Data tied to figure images
* Begin *

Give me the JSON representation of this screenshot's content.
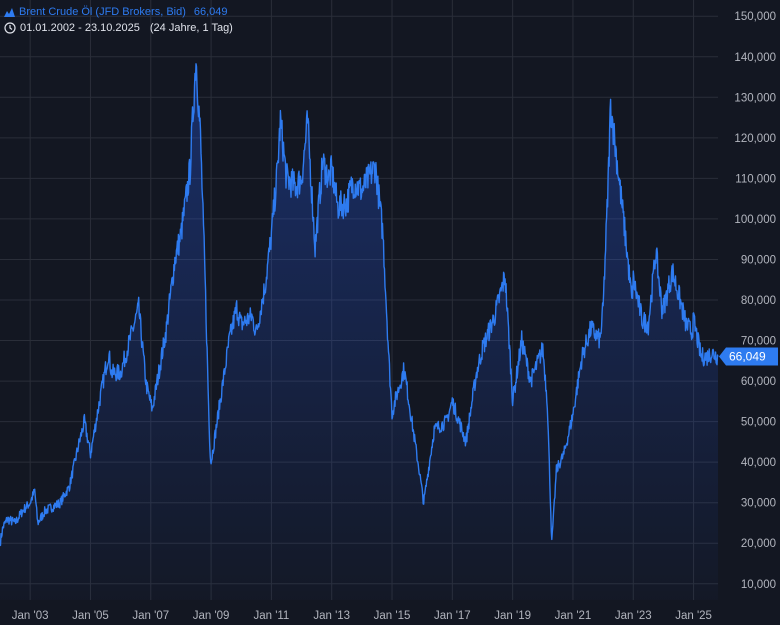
{
  "legend": {
    "title": "Brent Crude Öl (JFD Brokers, Bid)",
    "last_value": "66,049",
    "range": "01.01.2002 - 23.10.2025",
    "span": "(24 Jahre, 1 Tag)",
    "mountain_icon": "mountain-chart-icon",
    "clock_icon": "clock-icon"
  },
  "colors": {
    "background": "#131722",
    "line": "#2e7bf0",
    "grid": "#2a2e39",
    "badge": "#2e7bf0"
  },
  "chart_data": {
    "type": "area",
    "title": "Brent Crude Öl (JFD Brokers, Bid)",
    "last_value": 66.049,
    "last_value_label": "66,049",
    "x_ticks": [
      "Jan '03",
      "Jan '05",
      "Jan '07",
      "Jan '09",
      "Jan '11",
      "Jan '13",
      "Jan '15",
      "Jan '17",
      "Jan '19",
      "Jan '21",
      "Jan '23",
      "Jan '25"
    ],
    "x_tick_years": [
      2003,
      2005,
      2007,
      2009,
      2011,
      2013,
      2015,
      2017,
      2019,
      2021,
      2023,
      2025
    ],
    "y_ticks": [
      "10,000",
      "20,000",
      "30,000",
      "40,000",
      "50,000",
      "60,000",
      "70,000",
      "80,000",
      "90,000",
      "100,000",
      "110,000",
      "120,000",
      "130,000",
      "140,000",
      "150,000"
    ],
    "y_tick_values": [
      10,
      20,
      30,
      40,
      50,
      60,
      70,
      80,
      90,
      100,
      110,
      120,
      130,
      140,
      150
    ],
    "xlim": [
      2002.0,
      2025.81
    ],
    "ylim": [
      6,
      154
    ],
    "grid": true,
    "y_axis_position": "right",
    "series": [
      {
        "x": [
          2002.0,
          2002.1,
          2002.25,
          2002.5,
          2002.75,
          2003.0,
          2003.15,
          2003.25,
          2003.5,
          2003.75,
          2004.0,
          2004.3,
          2004.6,
          2004.8,
          2005.0,
          2005.3,
          2005.6,
          2005.7,
          2006.0,
          2006.3,
          2006.6,
          2006.85,
          2007.05,
          2007.5,
          2007.8,
          2008.0,
          2008.3,
          2008.5,
          2008.65,
          2008.8,
          2008.95,
          2009.0,
          2009.3,
          2009.6,
          2009.85,
          2010.0,
          2010.35,
          2010.5,
          2010.8,
          2011.0,
          2011.2,
          2011.3,
          2011.5,
          2011.8,
          2012.0,
          2012.2,
          2012.45,
          2012.7,
          2012.9,
          2013.0,
          2013.2,
          2013.5,
          2013.7,
          2014.0,
          2014.45,
          2014.7,
          2014.9,
          2015.0,
          2015.1,
          2015.4,
          2015.7,
          2015.9,
          2016.05,
          2016.4,
          2016.8,
          2017.0,
          2017.45,
          2017.8,
          2018.0,
          2018.4,
          2018.75,
          2018.95,
          2019.0,
          2019.3,
          2019.6,
          2019.9,
          2020.0,
          2020.15,
          2020.3,
          2020.45,
          2020.7,
          2020.95,
          2021.0,
          2021.3,
          2021.6,
          2021.9,
          2022.0,
          2022.15,
          2022.25,
          2022.45,
          2022.75,
          2022.95,
          2023.0,
          2023.3,
          2023.5,
          2023.75,
          2023.95,
          2024.0,
          2024.3,
          2024.55,
          2024.75,
          2024.95,
          2025.0,
          2025.25,
          2025.45,
          2025.6,
          2025.81
        ],
        "y": [
          20,
          24,
          26,
          25,
          28,
          30,
          33,
          25,
          28,
          29,
          30,
          34,
          44,
          50,
          42,
          55,
          67,
          62,
          62,
          70,
          78,
          59,
          53,
          72,
          90,
          96,
          112,
          140,
          120,
          85,
          45,
          40,
          55,
          70,
          78,
          74,
          76,
          72,
          84,
          96,
          112,
          124,
          110,
          108,
          110,
          124,
          93,
          114,
          110,
          112,
          103,
          104,
          109,
          107,
          113,
          96,
          65,
          52,
          55,
          63,
          48,
          38,
          30,
          48,
          50,
          55,
          45,
          62,
          68,
          76,
          86,
          62,
          55,
          70,
          60,
          66,
          68,
          55,
          20,
          38,
          42,
          50,
          52,
          66,
          73,
          70,
          78,
          105,
          128,
          115,
          95,
          80,
          85,
          75,
          74,
          92,
          78,
          78,
          87,
          80,
          74,
          72,
          75,
          66,
          66,
          67,
          66.049
        ]
      }
    ]
  }
}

* End *

#### Challenge
Omit the pictures and restate the rest of the records verbatim.

#### Result for this exercise
Give me the JSON representation of this screenshot's content.
{
  "legend": {
    "title": "Brent Crude Öl (JFD Brokers, Bid)",
    "last_value": "66,049",
    "range": "01.01.2002 - 23.10.2025",
    "span": "(24 Jahre, 1 Tag)",
    "mountain_icon": "mountain-chart-icon",
    "clock_icon": "clock-icon"
  },
  "colors": {
    "background": "#131722",
    "line": "#2e7bf0",
    "grid": "#2a2e39",
    "badge": "#2e7bf0"
  },
  "chart_data": {
    "type": "area",
    "title": "Brent Crude Öl (JFD Brokers, Bid)",
    "last_value": 66.049,
    "last_value_label": "66,049",
    "x_ticks": [
      "Jan '03",
      "Jan '05",
      "Jan '07",
      "Jan '09",
      "Jan '11",
      "Jan '13",
      "Jan '15",
      "Jan '17",
      "Jan '19",
      "Jan '21",
      "Jan '23",
      "Jan '25"
    ],
    "x_tick_years": [
      2003,
      2005,
      2007,
      2009,
      2011,
      2013,
      2015,
      2017,
      2019,
      2021,
      2023,
      2025
    ],
    "y_ticks": [
      "10,000",
      "20,000",
      "30,000",
      "40,000",
      "50,000",
      "60,000",
      "70,000",
      "80,000",
      "90,000",
      "100,000",
      "110,000",
      "120,000",
      "130,000",
      "140,000",
      "150,000"
    ],
    "y_tick_values": [
      10,
      20,
      30,
      40,
      50,
      60,
      70,
      80,
      90,
      100,
      110,
      120,
      130,
      140,
      150
    ],
    "xlim": [
      2002.0,
      2025.81
    ],
    "ylim": [
      6,
      154
    ],
    "grid": true,
    "y_axis_position": "right",
    "series": [
      {
        "x": [
          2002.0,
          2002.1,
          2002.25,
          2002.5,
          2002.75,
          2003.0,
          2003.15,
          2003.25,
          2003.5,
          2003.75,
          2004.0,
          2004.3,
          2004.6,
          2004.8,
          2005.0,
          2005.3,
          2005.6,
          2005.7,
          2006.0,
          2006.3,
          2006.6,
          2006.85,
          2007.05,
          2007.5,
          2007.8,
          2008.0,
          2008.3,
          2008.5,
          2008.65,
          2008.8,
          2008.95,
          2009.0,
          2009.3,
          2009.6,
          2009.85,
          2010.0,
          2010.35,
          2010.5,
          2010.8,
          2011.0,
          2011.2,
          2011.3,
          2011.5,
          2011.8,
          2012.0,
          2012.2,
          2012.45,
          2012.7,
          2012.9,
          2013.0,
          2013.2,
          2013.5,
          2013.7,
          2014.0,
          2014.45,
          2014.7,
          2014.9,
          2015.0,
          2015.1,
          2015.4,
          2015.7,
          2015.9,
          2016.05,
          2016.4,
          2016.8,
          2017.0,
          2017.45,
          2017.8,
          2018.0,
          2018.4,
          2018.75,
          2018.95,
          2019.0,
          2019.3,
          2019.6,
          2019.9,
          2020.0,
          2020.15,
          2020.3,
          2020.45,
          2020.7,
          2020.95,
          2021.0,
          2021.3,
          2021.6,
          2021.9,
          2022.0,
          2022.15,
          2022.25,
          2022.45,
          2022.75,
          2022.95,
          2023.0,
          2023.3,
          2023.5,
          2023.75,
          2023.95,
          2024.0,
          2024.3,
          2024.55,
          2024.75,
          2024.95,
          2025.0,
          2025.25,
          2025.45,
          2025.6,
          2025.81
        ],
        "y": [
          20,
          24,
          26,
          25,
          28,
          30,
          33,
          25,
          28,
          29,
          30,
          34,
          44,
          50,
          42,
          55,
          67,
          62,
          62,
          70,
          78,
          59,
          53,
          72,
          90,
          96,
          112,
          140,
          120,
          85,
          45,
          40,
          55,
          70,
          78,
          74,
          76,
          72,
          84,
          96,
          112,
          124,
          110,
          108,
          110,
          124,
          93,
          114,
          110,
          112,
          103,
          104,
          109,
          107,
          113,
          96,
          65,
          52,
          55,
          63,
          48,
          38,
          30,
          48,
          50,
          55,
          45,
          62,
          68,
          76,
          86,
          62,
          55,
          70,
          60,
          66,
          68,
          55,
          20,
          38,
          42,
          50,
          52,
          66,
          73,
          70,
          78,
          105,
          128,
          115,
          95,
          80,
          85,
          75,
          74,
          92,
          78,
          78,
          87,
          80,
          74,
          72,
          75,
          66,
          66,
          67,
          66.049
        ]
      }
    ]
  }
}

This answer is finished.